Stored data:
>> begin

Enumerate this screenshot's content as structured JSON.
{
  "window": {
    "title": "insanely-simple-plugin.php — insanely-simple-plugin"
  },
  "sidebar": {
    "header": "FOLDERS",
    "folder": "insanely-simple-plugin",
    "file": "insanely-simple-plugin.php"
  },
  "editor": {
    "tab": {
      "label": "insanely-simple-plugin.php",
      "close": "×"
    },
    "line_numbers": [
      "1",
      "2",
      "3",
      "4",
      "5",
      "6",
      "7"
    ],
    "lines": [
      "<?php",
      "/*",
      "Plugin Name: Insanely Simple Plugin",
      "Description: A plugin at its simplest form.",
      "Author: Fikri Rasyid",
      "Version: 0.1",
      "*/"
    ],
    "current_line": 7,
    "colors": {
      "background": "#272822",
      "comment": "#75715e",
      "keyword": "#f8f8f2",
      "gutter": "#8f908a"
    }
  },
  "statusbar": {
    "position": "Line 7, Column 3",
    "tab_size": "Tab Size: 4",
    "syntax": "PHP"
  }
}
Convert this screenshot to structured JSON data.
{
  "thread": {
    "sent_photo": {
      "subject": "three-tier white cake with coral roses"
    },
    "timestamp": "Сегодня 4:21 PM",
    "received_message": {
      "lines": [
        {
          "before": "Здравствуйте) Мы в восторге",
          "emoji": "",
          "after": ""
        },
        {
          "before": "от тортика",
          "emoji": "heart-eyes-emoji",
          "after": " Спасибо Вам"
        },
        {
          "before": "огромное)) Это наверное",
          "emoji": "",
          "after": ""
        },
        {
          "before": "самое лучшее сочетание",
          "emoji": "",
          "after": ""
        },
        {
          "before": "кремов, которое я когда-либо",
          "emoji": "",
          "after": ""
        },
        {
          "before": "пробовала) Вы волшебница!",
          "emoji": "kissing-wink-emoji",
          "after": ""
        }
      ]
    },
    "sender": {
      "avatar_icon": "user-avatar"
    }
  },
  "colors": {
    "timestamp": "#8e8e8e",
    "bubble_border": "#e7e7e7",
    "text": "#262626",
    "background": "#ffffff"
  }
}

>> end

■ Directions: Reproduce the records word for word.

■ Written reply:
Enumerate this screenshot's content as structured JSON.
{
  "window": {
    "title": "insanely-simple-plugin.php — insanely-simple-plugin"
  },
  "sidebar": {
    "header": "FOLDERS",
    "folder": "insanely-simple-plugin",
    "file": "insanely-simple-plugin.php"
  },
  "editor": {
    "tab": {
      "label": "insanely-simple-plugin.php",
      "close": "×"
    },
    "line_numbers": [
      "1",
      "2",
      "3",
      "4",
      "5",
      "6",
      "7"
    ],
    "lines": [
      "<?php",
      "/*",
      "Plugin Name: Insanely Simple Plugin",
      "Description: A plugin at its simplest form.",
      "Author: Fikri Rasyid",
      "Version: 0.1",
      "*/"
    ],
    "current_line": 7,
    "colors": {
      "background": "#272822",
      "comment": "#75715e",
      "keyword": "#f8f8f2",
      "gutter": "#8f908a"
    }
  },
  "statusbar": {
    "position": "Line 7, Column 3",
    "tab_size": "Tab Size: 4",
    "syntax": "PHP"
  }
}
Convert this screenshot to structured JSON data.
{
  "thread": {
    "sent_photo": {
      "subject": "three-tier white cake with coral roses"
    },
    "timestamp": "Сегодня 4:21 PM",
    "received_message": {
      "lines": [
        {
          "before": "Здравствуйте) Мы в восторге",
          "emoji": "",
          "after": ""
        },
        {
          "before": "от тортика",
          "emoji": "heart-eyes-emoji",
          "after": " Спасибо Вам"
        },
        {
          "before": "огромное)) Это наверное",
          "emoji": "",
          "after": ""
        },
        {
          "before": "самое лучшее сочетание",
          "emoji": "",
          "after": ""
        },
        {
          "before": "кремов, которое я когда-либо",
          "emoji": "",
          "after": ""
        },
        {
          "before": "пробовала) Вы волшебница!",
          "emoji": "kissing-wink-emoji",
          "after": ""
        }
      ]
    },
    "sender": {
      "avatar_icon": "user-avatar"
    }
  },
  "colors": {
    "timestamp": "#8e8e8e",
    "bubble_border": "#e7e7e7",
    "text": "#262626",
    "background": "#ffffff"
  }
}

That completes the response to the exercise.